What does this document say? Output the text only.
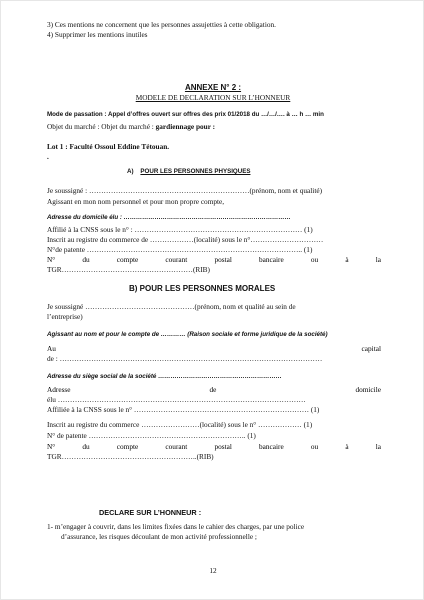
3) Ces mentions ne concernent que les personnes assujetties à cette obligation.
4) Supprimer les mentions inutiles
ANNEXE N° 2 :
MODELE DE DECLARATION SUR L’HONNEUR
Mode de passation : Appel d’offres ouvert sur offres des prix 01/2018 du …/…/…. à … h … min
Objet du marché : Objet du marché : gardiennage pour :
Lot 1 : Faculté Ossoul Eddine Tétouan.
.
A) POUR LES PERSONNES PHYSIQUES
Je soussigné : …………………………………………………………(prénom, nom et qualité)
Agissant en mon nom personnel et pour mon propre compte,
Adresse du domicile élu : ………………………………………………………………………
Affilié à la CNSS sous le n° : …………………………………………………………… (1)
Inscrit au registre du commerce de ………………(localité) sous le n°…………………………
N°de patente …………………………………………………………………………….. (1)
N°	du	compte	courant	postal	bancaire	ou	à	la
TGR………………………………………………(RIB)
B) POUR LES PERSONNES MORALES
Je soussigné ………………………………………(prénom, nom et qualité au sein de
l’entreprise)
Agissant au nom et pour le compte de ………… (Raison sociale et forme juridique de la société)
Au	capital
de : ………………………………………………………………………………………………
Adresse du siège social de la société ……………………………………………………
Adresse	de	domicile
élu …………………………………………………………………………………………
Affiliée à la CNSS sous le n° ……………………………………………………………… (1)
Inscrit au registre du commerce ……………………(localité) sous le n° ……………… (1)
N° de patente ……………………………………………………….. (1)
N°	du	compte	courant	postal	bancaire	ou	à	la
TGR………………………………………………..(RIB)
DECLARE SUR L’HONNEUR :
1- m’engager à couvrir, dans les limites fixées dans le cahier des charges, par une police
d’assurance, les risques découlant de mon activité professionnelle ;
12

··········

INSTRUCTION - Retype the data above exactly; pictures are not part of the copy.

RESPONSE BELOW -
What does this document say? Output the text only.
3) Ces mentions ne concernent que les personnes assujetties à cette obligation.
4) Supprimer les mentions inutiles
ANNEXE N° 2 :
MODELE DE DECLARATION SUR L’HONNEUR
Mode de passation : Appel d’offres ouvert sur offres des prix 01/2018 du …/…/…. à … h … min
Objet du marché : Objet du marché : gardiennage pour :
Lot 1 : Faculté Ossoul Eddine Tétouan.
.
A) POUR LES PERSONNES PHYSIQUES
Je soussigné : …………………………………………………………(prénom, nom et qualité)
Agissant en mon nom personnel et pour mon propre compte,
Adresse du domicile élu : ………………………………………………………………………
Affilié à la CNSS sous le n° : …………………………………………………………… (1)
Inscrit au registre du commerce de ………………(localité) sous le n°…………………………
N°de patente …………………………………………………………………………….. (1)
N°	du	compte	courant	postal	bancaire	ou	à	la
TGR………………………………………………(RIB)
B) POUR LES PERSONNES MORALES
Je soussigné ………………………………………(prénom, nom et qualité au sein de
l’entreprise)
Agissant au nom et pour le compte de ………… (Raison sociale et forme juridique de la société)
Au	capital
de : ………………………………………………………………………………………………
Adresse du siège social de la société ……………………………………………………
Adresse	de	domicile
élu …………………………………………………………………………………………
Affiliée à la CNSS sous le n° ……………………………………………………………… (1)
Inscrit au registre du commerce ……………………(localité) sous le n° ……………… (1)
N° de patente ……………………………………………………….. (1)
N°	du	compte	courant	postal	bancaire	ou	à	la
TGR………………………………………………..(RIB)
DECLARE SUR L’HONNEUR :
1- m’engager à couvrir, dans les limites fixées dans le cahier des charges, par une police
d’assurance, les risques découlant de mon activité professionnelle ;
12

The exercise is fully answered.